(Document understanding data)

───

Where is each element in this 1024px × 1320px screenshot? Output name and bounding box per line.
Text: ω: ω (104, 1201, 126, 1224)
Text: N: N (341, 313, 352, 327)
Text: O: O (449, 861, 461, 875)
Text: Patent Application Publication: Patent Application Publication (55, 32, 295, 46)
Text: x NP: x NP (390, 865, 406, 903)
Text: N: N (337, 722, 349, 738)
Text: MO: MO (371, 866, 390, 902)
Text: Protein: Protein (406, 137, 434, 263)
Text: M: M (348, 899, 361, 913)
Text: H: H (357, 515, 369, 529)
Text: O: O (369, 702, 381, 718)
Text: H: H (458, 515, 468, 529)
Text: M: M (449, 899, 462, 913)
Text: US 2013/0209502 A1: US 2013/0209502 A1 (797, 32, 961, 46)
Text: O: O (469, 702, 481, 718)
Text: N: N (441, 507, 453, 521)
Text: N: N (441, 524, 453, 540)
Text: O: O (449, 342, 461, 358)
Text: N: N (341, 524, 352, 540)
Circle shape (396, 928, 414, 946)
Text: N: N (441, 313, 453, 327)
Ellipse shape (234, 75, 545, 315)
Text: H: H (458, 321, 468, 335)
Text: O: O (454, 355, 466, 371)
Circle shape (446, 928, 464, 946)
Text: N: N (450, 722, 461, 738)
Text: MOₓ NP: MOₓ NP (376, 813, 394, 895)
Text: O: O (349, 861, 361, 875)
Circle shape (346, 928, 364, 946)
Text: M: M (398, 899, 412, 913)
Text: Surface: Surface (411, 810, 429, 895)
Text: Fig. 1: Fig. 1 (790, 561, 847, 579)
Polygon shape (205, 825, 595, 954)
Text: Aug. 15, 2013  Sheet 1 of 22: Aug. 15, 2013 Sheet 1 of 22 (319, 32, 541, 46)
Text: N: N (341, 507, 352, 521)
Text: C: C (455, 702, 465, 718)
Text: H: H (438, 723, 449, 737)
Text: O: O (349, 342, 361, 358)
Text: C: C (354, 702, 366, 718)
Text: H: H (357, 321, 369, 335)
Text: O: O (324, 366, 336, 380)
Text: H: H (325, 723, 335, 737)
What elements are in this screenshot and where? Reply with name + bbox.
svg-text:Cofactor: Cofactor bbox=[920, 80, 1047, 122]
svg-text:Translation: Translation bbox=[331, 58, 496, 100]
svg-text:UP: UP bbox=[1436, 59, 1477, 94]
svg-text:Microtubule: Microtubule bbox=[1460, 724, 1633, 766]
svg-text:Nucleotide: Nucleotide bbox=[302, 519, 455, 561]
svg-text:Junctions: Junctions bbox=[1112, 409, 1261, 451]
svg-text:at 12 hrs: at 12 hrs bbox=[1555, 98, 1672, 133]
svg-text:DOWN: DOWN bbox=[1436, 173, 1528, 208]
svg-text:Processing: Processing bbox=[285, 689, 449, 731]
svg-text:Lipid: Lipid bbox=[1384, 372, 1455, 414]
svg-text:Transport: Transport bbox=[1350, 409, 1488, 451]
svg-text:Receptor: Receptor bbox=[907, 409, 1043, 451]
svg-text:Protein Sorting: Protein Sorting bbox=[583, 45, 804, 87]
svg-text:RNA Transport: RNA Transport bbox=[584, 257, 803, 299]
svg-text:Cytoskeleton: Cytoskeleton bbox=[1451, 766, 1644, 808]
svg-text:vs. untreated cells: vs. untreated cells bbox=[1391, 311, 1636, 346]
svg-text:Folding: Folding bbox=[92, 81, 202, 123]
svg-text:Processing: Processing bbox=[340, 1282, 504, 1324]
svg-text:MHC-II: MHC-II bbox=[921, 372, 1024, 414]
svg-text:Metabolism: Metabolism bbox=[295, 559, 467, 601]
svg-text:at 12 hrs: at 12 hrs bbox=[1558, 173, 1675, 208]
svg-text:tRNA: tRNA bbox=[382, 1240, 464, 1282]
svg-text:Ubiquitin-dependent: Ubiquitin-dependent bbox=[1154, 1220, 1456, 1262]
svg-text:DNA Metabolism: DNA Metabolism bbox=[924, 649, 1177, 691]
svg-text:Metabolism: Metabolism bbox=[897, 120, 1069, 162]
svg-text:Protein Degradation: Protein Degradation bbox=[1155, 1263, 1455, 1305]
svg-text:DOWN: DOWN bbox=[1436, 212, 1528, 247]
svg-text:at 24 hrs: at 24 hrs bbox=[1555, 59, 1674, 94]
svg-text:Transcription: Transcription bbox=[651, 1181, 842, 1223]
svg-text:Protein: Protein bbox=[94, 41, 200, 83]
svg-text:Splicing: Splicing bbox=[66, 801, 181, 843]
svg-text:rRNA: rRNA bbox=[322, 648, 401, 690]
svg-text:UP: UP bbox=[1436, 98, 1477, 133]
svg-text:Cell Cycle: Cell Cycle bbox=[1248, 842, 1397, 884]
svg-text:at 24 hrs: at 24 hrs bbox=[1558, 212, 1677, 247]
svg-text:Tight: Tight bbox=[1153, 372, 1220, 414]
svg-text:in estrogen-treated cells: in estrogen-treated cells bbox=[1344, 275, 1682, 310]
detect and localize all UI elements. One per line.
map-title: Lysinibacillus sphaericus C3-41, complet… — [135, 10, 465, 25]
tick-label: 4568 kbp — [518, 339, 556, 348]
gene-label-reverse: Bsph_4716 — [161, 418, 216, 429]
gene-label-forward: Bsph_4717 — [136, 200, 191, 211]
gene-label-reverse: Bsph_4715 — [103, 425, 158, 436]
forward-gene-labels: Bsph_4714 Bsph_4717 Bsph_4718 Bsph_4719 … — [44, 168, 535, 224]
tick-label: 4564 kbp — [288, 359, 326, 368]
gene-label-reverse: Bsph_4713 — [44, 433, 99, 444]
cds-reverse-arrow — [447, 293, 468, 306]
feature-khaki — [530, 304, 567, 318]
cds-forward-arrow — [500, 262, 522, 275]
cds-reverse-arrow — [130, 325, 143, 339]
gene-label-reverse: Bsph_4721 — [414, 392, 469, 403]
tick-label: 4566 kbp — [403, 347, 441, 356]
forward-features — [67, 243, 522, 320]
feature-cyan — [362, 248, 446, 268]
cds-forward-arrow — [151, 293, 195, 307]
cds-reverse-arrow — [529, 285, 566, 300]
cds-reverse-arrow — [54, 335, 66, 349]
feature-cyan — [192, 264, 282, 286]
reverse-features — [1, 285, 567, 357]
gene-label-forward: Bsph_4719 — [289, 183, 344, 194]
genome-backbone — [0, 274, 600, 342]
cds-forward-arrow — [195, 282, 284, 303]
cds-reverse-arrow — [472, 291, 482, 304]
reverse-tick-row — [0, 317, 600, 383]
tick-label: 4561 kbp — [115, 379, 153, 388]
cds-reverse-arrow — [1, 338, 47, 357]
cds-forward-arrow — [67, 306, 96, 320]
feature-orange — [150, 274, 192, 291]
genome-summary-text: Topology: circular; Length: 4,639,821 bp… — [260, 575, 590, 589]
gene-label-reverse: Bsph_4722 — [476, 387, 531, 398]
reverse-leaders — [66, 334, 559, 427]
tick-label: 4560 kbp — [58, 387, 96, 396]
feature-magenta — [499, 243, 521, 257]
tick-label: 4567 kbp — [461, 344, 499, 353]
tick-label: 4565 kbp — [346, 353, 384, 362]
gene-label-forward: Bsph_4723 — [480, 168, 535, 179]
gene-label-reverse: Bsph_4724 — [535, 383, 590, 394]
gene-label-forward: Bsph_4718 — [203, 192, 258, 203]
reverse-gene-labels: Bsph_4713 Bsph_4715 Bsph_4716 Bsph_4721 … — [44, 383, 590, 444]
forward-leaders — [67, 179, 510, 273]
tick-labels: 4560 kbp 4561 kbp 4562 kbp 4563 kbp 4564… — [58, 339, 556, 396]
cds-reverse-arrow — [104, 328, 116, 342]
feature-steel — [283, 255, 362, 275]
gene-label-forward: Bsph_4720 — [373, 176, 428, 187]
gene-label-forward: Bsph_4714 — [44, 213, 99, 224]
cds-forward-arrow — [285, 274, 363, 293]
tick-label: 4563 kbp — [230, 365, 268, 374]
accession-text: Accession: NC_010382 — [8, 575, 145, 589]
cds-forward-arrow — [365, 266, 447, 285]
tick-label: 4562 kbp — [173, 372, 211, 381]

───

Exercise details » What lines in the data above carry "name"? Return them all.

Answer to this task »
Where is each element in this 1024px × 1320px screenshot? Output name and bounding box per line.
What elements are in this screenshot and where? Reply with name + bbox.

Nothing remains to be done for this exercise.